■ **Task to complete**:
Provide the records once more, identical to the original.

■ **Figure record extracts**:
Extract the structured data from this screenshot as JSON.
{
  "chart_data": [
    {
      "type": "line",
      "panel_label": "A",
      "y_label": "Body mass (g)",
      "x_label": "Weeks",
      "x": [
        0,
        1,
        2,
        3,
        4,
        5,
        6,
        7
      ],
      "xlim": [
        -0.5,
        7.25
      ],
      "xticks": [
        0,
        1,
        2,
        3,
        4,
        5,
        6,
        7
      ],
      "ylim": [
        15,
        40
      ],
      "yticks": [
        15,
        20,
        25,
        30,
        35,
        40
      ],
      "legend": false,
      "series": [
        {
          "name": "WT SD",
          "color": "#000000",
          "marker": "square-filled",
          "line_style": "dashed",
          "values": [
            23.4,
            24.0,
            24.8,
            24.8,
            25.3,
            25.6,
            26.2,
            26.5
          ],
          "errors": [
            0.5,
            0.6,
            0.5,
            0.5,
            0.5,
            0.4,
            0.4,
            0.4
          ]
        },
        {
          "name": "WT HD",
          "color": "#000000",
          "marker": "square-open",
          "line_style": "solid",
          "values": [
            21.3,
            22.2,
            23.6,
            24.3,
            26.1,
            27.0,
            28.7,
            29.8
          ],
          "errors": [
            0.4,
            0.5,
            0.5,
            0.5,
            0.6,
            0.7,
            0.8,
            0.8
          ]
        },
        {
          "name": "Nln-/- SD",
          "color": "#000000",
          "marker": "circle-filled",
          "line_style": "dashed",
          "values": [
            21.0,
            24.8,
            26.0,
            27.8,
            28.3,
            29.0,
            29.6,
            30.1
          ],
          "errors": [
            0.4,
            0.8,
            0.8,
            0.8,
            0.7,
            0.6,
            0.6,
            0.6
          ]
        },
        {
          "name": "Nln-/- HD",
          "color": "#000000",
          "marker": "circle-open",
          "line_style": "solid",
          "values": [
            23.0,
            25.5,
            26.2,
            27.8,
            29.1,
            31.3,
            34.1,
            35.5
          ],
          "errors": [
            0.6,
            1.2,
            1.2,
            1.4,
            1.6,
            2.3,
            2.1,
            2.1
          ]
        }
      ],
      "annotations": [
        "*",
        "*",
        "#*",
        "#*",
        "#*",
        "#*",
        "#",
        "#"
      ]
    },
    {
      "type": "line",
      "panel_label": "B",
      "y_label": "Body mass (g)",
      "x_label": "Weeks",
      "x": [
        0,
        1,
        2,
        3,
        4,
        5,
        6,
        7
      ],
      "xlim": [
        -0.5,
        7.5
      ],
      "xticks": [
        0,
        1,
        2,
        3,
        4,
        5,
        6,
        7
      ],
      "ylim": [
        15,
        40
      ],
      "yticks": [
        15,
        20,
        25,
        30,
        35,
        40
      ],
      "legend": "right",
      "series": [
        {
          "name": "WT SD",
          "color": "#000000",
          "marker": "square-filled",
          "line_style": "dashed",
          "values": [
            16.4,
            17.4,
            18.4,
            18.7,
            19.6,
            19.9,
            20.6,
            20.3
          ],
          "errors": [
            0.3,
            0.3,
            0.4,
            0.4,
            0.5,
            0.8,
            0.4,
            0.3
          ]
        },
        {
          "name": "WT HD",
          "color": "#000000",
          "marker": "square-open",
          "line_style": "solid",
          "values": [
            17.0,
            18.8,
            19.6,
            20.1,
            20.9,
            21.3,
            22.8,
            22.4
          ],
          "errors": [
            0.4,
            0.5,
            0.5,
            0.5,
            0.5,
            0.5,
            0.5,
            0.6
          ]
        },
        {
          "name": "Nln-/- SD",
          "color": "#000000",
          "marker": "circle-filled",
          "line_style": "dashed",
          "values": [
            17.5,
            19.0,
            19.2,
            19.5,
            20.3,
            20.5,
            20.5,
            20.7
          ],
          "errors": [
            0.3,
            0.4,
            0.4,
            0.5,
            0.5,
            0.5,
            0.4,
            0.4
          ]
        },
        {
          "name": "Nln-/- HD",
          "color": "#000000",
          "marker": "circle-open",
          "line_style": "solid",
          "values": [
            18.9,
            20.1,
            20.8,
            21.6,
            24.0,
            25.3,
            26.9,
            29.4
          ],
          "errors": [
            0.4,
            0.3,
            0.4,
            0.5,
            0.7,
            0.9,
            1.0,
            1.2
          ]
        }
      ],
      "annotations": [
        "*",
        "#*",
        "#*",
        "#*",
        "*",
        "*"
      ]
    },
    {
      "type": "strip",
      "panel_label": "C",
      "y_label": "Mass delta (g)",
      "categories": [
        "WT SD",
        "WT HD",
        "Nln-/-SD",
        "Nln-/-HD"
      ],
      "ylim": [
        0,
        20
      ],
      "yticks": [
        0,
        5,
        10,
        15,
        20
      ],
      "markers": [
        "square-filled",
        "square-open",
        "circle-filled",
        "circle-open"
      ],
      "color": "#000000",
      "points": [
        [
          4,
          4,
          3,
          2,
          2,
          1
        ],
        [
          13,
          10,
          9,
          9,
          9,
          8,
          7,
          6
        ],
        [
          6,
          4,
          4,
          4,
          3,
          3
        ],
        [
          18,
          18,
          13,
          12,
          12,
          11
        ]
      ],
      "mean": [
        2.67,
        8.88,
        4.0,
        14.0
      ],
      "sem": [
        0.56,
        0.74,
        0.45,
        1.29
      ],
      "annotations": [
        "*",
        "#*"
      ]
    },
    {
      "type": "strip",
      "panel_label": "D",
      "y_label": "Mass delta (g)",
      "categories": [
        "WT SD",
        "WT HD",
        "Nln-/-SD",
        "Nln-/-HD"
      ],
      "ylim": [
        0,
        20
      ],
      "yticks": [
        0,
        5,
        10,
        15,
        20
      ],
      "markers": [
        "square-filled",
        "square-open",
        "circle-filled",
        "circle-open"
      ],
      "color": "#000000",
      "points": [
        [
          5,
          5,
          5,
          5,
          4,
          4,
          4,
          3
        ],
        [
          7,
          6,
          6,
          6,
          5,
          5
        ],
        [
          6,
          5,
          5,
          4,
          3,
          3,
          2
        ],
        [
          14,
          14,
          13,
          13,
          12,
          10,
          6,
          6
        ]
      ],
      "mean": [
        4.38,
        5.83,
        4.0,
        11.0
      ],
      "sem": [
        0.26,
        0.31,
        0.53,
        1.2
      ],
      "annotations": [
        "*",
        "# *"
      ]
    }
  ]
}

■ **Complete output**:
Extract the structured data from this screenshot as JSON.
{
  "chart_data": [
    {
      "type": "line",
      "panel_label": "A",
      "y_label": "Body mass (g)",
      "x_label": "Weeks",
      "x": [
        0,
        1,
        2,
        3,
        4,
        5,
        6,
        7
      ],
      "xlim": [
        -0.5,
        7.25
      ],
      "xticks": [
        0,
        1,
        2,
        3,
        4,
        5,
        6,
        7
      ],
      "ylim": [
        15,
        40
      ],
      "yticks": [
        15,
        20,
        25,
        30,
        35,
        40
      ],
      "legend": false,
      "series": [
        {
          "name": "WT SD",
          "color": "#000000",
          "marker": "square-filled",
          "line_style": "dashed",
          "values": [
            23.4,
            24.0,
            24.8,
            24.8,
            25.3,
            25.6,
            26.2,
            26.5
          ],
          "errors": [
            0.5,
            0.6,
            0.5,
            0.5,
            0.5,
            0.4,
            0.4,
            0.4
          ]
        },
        {
          "name": "WT HD",
          "color": "#000000",
          "marker": "square-open",
          "line_style": "solid",
          "values": [
            21.3,
            22.2,
            23.6,
            24.3,
            26.1,
            27.0,
            28.7,
            29.8
          ],
          "errors": [
            0.4,
            0.5,
            0.5,
            0.5,
            0.6,
            0.7,
            0.8,
            0.8
          ]
        },
        {
          "name": "Nln-/- SD",
          "color": "#000000",
          "marker": "circle-filled",
          "line_style": "dashed",
          "values": [
            21.0,
            24.8,
            26.0,
            27.8,
            28.3,
            29.0,
            29.6,
            30.1
          ],
          "errors": [
            0.4,
            0.8,
            0.8,
            0.8,
            0.7,
            0.6,
            0.6,
            0.6
          ]
        },
        {
          "name": "Nln-/- HD",
          "color": "#000000",
          "marker": "circle-open",
          "line_style": "solid",
          "values": [
            23.0,
            25.5,
            26.2,
            27.8,
            29.1,
            31.3,
            34.1,
            35.5
          ],
          "errors": [
            0.6,
            1.2,
            1.2,
            1.4,
            1.6,
            2.3,
            2.1,
            2.1
          ]
        }
      ],
      "annotations": [
        "*",
        "*",
        "#*",
        "#*",
        "#*",
        "#*",
        "#",
        "#"
      ]
    },
    {
      "type": "line",
      "panel_label": "B",
      "y_label": "Body mass (g)",
      "x_label": "Weeks",
      "x": [
        0,
        1,
        2,
        3,
        4,
        5,
        6,
        7
      ],
      "xlim": [
        -0.5,
        7.5
      ],
      "xticks": [
        0,
        1,
        2,
        3,
        4,
        5,
        6,
        7
      ],
      "ylim": [
        15,
        40
      ],
      "yticks": [
        15,
        20,
        25,
        30,
        35,
        40
      ],
      "legend": "right",
      "series": [
        {
          "name": "WT SD",
          "color": "#000000",
          "marker": "square-filled",
          "line_style": "dashed",
          "values": [
            16.4,
            17.4,
            18.4,
            18.7,
            19.6,
            19.9,
            20.6,
            20.3
          ],
          "errors": [
            0.3,
            0.3,
            0.4,
            0.4,
            0.5,
            0.8,
            0.4,
            0.3
          ]
        },
        {
          "name": "WT HD",
          "color": "#000000",
          "marker": "square-open",
          "line_style": "solid",
          "values": [
            17.0,
            18.8,
            19.6,
            20.1,
            20.9,
            21.3,
            22.8,
            22.4
          ],
          "errors": [
            0.4,
            0.5,
            0.5,
            0.5,
            0.5,
            0.5,
            0.5,
            0.6
          ]
        },
        {
          "name": "Nln-/- SD",
          "color": "#000000",
          "marker": "circle-filled",
          "line_style": "dashed",
          "values": [
            17.5,
            19.0,
            19.2,
            19.5,
            20.3,
            20.5,
            20.5,
            20.7
          ],
          "errors": [
            0.3,
            0.4,
            0.4,
            0.5,
            0.5,
            0.5,
            0.4,
            0.4
          ]
        },
        {
          "name": "Nln-/- HD",
          "color": "#000000",
          "marker": "circle-open",
          "line_style": "solid",
          "values": [
            18.9,
            20.1,
            20.8,
            21.6,
            24.0,
            25.3,
            26.9,
            29.4
          ],
          "errors": [
            0.4,
            0.3,
            0.4,
            0.5,
            0.7,
            0.9,
            1.0,
            1.2
          ]
        }
      ],
      "annotations": [
        "*",
        "#*",
        "#*",
        "#*",
        "*",
        "*"
      ]
    },
    {
      "type": "strip",
      "panel_label": "C",
      "y_label": "Mass delta (g)",
      "categories": [
        "WT SD",
        "WT HD",
        "Nln-/-SD",
        "Nln-/-HD"
      ],
      "ylim": [
        0,
        20
      ],
      "yticks": [
        0,
        5,
        10,
        15,
        20
      ],
      "markers": [
        "square-filled",
        "square-open",
        "circle-filled",
        "circle-open"
      ],
      "color": "#000000",
      "points": [
        [
          4,
          4,
          3,
          2,
          2,
          1
        ],
        [
          13,
          10,
          9,
          9,
          9,
          8,
          7,
          6
        ],
        [
          6,
          4,
          4,
          4,
          3,
          3
        ],
        [
          18,
          18,
          13,
          12,
          12,
          11
        ]
      ],
      "mean": [
        2.67,
        8.88,
        4.0,
        14.0
      ],
      "sem": [
        0.56,
        0.74,
        0.45,
        1.29
      ],
      "annotations": [
        "*",
        "#*"
      ]
    },
    {
      "type": "strip",
      "panel_label": "D",
      "y_label": "Mass delta (g)",
      "categories": [
        "WT SD",
        "WT HD",
        "Nln-/-SD",
        "Nln-/-HD"
      ],
      "ylim": [
        0,
        20
      ],
      "yticks": [
        0,
        5,
        10,
        15,
        20
      ],
      "markers": [
        "square-filled",
        "square-open",
        "circle-filled",
        "circle-open"
      ],
      "color": "#000000",
      "points": [
        [
          5,
          5,
          5,
          5,
          4,
          4,
          4,
          3
        ],
        [
          7,
          6,
          6,
          6,
          5,
          5
        ],
        [
          6,
          5,
          5,
          4,
          3,
          3,
          2
        ],
        [
          14,
          14,
          13,
          13,
          12,
          10,
          6,
          6
        ]
      ],
      "mean": [
        4.38,
        5.83,
        4.0,
        11.0
      ],
      "sem": [
        0.26,
        0.31,
        0.53,
        1.2
      ],
      "annotations": [
        "*",
        "# *"
      ]
    }
  ]
}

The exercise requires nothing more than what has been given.